WHAT TO DO
From the data that follows, copy every line holding the string "applied".

SUPPLIED RECORDS
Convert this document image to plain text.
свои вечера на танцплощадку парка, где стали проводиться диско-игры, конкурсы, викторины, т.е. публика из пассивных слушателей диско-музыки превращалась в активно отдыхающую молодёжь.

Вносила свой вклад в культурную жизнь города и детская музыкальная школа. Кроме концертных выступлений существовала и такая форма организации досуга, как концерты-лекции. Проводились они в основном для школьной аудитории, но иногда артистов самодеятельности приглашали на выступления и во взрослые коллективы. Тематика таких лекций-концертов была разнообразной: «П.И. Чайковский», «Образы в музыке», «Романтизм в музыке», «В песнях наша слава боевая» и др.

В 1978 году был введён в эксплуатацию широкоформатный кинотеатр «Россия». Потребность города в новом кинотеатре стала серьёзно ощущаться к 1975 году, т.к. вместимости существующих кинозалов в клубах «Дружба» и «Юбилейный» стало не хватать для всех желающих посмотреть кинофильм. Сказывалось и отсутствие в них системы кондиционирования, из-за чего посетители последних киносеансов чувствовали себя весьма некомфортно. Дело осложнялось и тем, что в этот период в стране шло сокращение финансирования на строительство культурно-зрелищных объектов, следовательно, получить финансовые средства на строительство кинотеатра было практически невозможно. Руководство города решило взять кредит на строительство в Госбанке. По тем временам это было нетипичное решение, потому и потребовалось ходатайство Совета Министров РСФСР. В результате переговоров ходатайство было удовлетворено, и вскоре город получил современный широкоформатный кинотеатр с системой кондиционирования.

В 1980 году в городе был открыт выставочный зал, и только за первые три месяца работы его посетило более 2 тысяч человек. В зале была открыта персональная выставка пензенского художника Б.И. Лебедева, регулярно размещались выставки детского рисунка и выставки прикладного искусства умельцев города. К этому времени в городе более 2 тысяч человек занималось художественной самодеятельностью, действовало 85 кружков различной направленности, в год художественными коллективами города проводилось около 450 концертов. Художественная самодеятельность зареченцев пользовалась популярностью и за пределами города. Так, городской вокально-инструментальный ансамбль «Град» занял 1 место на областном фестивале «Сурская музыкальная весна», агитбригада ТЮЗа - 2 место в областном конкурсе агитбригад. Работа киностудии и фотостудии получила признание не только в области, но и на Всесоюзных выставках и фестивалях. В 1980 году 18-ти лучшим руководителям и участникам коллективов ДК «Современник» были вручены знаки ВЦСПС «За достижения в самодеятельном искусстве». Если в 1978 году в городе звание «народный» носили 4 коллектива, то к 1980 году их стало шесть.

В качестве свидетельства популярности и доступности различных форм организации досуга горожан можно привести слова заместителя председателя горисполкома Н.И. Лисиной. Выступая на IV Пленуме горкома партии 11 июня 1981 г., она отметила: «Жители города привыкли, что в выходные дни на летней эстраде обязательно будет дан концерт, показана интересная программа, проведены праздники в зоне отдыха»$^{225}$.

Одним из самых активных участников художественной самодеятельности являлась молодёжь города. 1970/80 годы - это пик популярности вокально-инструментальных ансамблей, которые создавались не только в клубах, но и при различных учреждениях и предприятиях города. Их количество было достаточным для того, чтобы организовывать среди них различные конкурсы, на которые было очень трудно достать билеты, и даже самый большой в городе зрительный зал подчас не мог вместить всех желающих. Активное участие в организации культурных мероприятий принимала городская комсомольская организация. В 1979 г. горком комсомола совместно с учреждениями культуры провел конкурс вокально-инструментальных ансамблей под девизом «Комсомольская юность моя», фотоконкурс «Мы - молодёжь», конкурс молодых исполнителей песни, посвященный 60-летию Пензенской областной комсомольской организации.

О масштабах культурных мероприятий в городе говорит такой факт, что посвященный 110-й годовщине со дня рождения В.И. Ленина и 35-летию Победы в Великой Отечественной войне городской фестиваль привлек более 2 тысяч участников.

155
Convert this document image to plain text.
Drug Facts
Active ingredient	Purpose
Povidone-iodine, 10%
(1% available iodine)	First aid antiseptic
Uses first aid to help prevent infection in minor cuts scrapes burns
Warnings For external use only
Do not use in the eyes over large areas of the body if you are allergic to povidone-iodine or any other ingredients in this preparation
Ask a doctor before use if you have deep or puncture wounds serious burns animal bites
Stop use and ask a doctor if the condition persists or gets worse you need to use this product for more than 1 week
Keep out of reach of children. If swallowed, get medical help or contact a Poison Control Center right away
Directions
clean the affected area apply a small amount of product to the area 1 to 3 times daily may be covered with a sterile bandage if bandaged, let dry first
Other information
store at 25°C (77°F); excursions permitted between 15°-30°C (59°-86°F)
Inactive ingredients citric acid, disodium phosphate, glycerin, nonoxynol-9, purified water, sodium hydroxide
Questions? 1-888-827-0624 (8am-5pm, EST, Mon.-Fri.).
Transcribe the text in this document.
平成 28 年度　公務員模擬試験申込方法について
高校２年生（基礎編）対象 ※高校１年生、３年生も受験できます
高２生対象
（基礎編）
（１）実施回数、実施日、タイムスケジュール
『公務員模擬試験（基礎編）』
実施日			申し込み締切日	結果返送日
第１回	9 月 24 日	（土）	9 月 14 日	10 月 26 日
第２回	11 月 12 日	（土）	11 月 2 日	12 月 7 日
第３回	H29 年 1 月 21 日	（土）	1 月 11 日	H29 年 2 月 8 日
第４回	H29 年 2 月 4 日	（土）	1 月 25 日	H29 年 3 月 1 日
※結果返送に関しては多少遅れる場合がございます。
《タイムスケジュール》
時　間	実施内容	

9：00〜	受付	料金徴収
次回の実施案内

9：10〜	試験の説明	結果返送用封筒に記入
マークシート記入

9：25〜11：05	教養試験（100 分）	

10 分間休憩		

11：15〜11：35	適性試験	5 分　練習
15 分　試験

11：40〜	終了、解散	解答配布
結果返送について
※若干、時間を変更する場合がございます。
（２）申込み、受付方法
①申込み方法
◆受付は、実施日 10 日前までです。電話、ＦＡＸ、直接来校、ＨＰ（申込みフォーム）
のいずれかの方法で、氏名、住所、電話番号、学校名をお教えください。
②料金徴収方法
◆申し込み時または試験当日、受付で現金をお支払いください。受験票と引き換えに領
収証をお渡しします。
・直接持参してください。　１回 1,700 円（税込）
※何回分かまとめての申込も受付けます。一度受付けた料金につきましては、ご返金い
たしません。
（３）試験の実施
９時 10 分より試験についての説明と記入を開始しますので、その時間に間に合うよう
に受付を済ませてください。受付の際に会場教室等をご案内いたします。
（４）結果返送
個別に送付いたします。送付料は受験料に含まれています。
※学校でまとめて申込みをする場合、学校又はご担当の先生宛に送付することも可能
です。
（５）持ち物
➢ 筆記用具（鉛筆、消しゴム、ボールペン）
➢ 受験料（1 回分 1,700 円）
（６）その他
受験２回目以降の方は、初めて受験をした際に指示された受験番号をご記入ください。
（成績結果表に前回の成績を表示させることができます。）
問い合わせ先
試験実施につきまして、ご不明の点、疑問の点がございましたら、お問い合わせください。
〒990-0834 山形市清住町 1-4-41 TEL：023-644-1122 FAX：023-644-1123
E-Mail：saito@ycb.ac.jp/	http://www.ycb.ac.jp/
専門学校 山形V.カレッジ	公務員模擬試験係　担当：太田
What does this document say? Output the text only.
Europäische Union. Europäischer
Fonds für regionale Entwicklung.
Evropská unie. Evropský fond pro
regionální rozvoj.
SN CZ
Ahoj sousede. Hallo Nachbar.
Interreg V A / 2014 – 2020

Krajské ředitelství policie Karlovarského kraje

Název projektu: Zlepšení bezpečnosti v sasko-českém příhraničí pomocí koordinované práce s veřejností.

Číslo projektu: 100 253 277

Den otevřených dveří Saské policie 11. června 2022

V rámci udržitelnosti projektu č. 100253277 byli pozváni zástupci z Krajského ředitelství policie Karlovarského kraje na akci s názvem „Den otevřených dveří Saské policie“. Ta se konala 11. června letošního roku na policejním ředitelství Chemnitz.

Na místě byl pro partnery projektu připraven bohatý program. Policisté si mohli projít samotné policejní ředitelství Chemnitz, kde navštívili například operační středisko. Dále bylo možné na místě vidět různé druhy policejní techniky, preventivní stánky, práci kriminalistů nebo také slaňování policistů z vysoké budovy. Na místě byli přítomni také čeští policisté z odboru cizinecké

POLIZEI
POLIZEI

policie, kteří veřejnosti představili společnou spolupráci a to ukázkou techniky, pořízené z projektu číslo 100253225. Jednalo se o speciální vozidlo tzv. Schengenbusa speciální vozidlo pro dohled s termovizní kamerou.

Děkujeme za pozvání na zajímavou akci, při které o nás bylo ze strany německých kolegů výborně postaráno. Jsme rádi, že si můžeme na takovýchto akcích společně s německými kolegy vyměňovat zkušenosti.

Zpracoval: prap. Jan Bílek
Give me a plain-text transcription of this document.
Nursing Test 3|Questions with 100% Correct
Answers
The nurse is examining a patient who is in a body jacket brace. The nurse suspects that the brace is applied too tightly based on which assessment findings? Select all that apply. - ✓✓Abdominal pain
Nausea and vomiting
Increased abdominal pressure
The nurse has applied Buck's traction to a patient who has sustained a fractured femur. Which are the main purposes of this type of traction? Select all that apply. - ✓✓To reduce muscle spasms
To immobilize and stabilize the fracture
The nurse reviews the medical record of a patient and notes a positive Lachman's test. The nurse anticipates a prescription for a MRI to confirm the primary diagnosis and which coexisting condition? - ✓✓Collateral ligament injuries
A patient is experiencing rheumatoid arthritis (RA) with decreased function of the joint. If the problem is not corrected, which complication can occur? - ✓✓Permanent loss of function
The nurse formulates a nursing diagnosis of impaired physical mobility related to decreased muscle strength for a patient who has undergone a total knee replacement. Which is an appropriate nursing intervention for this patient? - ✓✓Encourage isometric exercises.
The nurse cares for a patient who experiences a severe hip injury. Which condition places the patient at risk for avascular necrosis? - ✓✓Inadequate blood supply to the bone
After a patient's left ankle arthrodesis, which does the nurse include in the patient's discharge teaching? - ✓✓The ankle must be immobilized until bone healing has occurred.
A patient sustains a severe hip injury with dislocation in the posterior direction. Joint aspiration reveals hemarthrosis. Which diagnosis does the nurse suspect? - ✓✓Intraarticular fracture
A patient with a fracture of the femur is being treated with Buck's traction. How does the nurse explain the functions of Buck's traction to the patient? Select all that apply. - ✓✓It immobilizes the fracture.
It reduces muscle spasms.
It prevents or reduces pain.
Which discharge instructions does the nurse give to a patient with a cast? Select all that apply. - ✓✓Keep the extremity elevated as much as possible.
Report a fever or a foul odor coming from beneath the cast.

EXPECTED ANSWER
The nurse is examining a patient who is in a body jacket brace. The nurse suspects that the brace is applied too tightly based on which assessment findings? Select all that apply. - ✓✓Abdominal pain
The nurse has applied Buck's traction to a patient who has sustained a fractured femur. Which are the main purposes of this type of traction? Select all that apply. - ✓✓To reduce muscle spasms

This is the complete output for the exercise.